#### WHAT IS NEEDED
Go through the data below line by line and count those containing the word "Catholic". Reply with the count only.

#### Part of a data file

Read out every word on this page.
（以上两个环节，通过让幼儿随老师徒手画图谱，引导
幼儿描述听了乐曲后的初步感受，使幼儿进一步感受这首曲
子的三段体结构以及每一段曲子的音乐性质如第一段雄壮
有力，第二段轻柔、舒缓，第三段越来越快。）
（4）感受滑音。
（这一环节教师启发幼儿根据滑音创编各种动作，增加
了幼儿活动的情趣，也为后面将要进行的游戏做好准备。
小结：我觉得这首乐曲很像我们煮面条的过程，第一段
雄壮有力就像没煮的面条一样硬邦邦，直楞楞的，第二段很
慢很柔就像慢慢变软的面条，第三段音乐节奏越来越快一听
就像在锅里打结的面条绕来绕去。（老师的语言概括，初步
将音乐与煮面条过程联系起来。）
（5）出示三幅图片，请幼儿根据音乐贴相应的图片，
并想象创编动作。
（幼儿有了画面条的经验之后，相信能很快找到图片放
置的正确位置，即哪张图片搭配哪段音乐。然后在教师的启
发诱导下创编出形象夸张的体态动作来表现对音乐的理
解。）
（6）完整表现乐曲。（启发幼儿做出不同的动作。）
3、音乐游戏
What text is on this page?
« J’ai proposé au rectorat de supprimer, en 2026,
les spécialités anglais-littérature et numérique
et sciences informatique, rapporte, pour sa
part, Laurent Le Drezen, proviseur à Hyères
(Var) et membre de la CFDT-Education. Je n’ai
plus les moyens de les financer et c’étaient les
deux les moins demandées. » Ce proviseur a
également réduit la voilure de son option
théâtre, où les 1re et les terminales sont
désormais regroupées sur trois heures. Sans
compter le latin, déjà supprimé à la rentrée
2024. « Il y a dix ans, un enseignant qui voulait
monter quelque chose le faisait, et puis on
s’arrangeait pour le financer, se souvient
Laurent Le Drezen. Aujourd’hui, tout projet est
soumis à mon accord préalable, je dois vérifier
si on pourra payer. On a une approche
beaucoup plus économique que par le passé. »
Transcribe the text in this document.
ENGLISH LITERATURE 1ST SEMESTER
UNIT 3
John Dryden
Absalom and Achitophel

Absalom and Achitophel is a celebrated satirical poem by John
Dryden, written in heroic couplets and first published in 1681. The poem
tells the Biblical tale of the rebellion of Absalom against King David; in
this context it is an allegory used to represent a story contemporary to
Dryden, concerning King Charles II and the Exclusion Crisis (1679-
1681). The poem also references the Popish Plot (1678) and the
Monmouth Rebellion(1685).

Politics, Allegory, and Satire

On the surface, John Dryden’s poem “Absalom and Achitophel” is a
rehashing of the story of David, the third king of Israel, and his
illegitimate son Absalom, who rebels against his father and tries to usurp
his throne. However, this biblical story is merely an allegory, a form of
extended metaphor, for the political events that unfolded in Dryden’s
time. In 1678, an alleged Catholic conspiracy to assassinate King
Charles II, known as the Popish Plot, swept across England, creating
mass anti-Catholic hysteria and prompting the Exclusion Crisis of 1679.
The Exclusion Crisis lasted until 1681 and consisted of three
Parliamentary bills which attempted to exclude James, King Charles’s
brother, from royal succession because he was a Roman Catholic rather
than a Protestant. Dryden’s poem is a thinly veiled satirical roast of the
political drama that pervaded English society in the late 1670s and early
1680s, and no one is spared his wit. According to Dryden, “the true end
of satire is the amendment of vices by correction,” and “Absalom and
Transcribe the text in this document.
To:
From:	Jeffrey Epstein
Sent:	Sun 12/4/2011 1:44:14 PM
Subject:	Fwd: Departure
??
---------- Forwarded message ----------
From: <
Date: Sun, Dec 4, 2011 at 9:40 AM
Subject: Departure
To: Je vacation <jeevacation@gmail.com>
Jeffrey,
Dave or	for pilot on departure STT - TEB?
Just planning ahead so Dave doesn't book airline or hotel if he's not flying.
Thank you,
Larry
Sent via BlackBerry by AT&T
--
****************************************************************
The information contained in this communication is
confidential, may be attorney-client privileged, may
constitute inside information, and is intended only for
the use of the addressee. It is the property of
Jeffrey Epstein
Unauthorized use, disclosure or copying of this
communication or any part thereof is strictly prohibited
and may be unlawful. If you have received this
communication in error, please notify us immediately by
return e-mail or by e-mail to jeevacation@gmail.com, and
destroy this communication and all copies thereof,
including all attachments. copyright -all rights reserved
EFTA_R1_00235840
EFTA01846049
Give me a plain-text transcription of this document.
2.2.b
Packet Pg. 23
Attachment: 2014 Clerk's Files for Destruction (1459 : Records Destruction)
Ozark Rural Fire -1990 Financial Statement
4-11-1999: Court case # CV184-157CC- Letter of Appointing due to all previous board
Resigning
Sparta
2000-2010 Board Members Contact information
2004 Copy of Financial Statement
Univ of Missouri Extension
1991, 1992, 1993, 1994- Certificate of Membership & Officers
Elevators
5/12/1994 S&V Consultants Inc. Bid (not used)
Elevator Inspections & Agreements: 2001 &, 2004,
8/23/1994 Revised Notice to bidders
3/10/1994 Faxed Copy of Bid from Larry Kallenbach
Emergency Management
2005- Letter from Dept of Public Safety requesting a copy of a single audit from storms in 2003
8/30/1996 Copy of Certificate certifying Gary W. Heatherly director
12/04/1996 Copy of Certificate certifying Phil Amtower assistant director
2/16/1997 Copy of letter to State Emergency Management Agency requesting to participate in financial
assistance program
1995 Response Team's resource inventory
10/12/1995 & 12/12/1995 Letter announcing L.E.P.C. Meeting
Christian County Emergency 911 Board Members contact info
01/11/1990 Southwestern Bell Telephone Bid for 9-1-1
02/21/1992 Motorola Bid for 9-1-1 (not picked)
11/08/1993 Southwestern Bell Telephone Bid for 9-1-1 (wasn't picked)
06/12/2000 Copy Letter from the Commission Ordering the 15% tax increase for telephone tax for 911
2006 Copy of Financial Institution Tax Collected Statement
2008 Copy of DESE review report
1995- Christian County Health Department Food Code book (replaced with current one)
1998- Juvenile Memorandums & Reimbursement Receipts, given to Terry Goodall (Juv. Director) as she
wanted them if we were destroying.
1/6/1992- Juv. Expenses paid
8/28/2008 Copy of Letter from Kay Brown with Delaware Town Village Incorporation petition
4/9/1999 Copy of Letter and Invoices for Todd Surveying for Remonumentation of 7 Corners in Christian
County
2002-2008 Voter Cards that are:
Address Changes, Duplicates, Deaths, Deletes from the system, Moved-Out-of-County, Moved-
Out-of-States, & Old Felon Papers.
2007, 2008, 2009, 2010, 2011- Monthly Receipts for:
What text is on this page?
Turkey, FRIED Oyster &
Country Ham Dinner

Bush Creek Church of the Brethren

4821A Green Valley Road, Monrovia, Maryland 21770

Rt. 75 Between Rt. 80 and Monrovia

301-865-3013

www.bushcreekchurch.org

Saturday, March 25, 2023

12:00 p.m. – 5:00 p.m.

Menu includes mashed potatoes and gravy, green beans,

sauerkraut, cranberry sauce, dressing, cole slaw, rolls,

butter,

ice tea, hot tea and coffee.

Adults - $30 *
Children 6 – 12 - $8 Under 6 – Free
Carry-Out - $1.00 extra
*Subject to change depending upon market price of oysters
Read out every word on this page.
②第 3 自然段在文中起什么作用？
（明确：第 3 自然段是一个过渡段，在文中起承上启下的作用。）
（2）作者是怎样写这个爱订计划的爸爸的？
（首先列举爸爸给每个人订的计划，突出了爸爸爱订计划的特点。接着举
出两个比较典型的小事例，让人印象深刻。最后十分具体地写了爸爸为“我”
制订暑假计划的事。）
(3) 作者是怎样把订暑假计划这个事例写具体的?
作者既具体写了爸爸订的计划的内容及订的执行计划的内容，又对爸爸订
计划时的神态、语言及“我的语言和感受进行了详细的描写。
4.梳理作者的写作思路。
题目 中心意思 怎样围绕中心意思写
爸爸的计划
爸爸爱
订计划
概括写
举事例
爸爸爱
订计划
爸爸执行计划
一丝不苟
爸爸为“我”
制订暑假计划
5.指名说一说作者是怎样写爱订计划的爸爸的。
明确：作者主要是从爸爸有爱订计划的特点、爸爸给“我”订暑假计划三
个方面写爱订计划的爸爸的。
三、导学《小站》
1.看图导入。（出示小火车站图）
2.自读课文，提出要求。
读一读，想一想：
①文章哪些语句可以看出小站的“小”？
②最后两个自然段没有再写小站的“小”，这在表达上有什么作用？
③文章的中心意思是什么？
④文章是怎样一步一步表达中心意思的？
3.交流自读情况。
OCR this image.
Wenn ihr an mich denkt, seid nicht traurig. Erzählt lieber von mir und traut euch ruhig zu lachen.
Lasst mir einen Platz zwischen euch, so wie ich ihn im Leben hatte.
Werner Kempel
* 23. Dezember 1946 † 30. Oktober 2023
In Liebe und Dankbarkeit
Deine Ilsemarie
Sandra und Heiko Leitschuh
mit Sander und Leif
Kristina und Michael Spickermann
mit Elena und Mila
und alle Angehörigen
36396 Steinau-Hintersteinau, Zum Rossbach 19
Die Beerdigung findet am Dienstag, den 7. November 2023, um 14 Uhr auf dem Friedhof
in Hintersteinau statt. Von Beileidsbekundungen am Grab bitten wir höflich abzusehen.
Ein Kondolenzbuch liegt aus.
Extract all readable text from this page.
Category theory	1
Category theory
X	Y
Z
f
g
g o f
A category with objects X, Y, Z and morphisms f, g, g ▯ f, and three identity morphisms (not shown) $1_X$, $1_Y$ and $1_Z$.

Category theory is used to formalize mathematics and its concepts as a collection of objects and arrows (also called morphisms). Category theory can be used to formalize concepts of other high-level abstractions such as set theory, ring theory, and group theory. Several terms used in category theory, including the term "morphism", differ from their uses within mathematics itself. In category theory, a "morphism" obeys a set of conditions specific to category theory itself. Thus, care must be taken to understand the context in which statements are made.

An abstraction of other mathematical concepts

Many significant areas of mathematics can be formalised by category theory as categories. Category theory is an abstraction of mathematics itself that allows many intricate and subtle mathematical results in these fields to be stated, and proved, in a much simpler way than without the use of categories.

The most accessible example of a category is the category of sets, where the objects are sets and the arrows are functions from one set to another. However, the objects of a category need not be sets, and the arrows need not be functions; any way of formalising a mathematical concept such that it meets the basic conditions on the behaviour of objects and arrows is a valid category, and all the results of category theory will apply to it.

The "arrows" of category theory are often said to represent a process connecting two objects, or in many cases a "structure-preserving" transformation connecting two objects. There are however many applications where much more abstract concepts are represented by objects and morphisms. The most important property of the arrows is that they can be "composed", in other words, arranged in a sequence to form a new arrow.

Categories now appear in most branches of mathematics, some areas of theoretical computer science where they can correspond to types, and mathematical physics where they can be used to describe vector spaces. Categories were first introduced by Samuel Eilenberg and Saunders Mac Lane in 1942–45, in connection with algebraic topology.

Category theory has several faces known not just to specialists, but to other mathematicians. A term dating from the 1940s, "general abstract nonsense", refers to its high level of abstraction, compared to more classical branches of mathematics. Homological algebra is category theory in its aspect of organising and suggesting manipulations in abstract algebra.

#### WRITTEN RESPONSE
3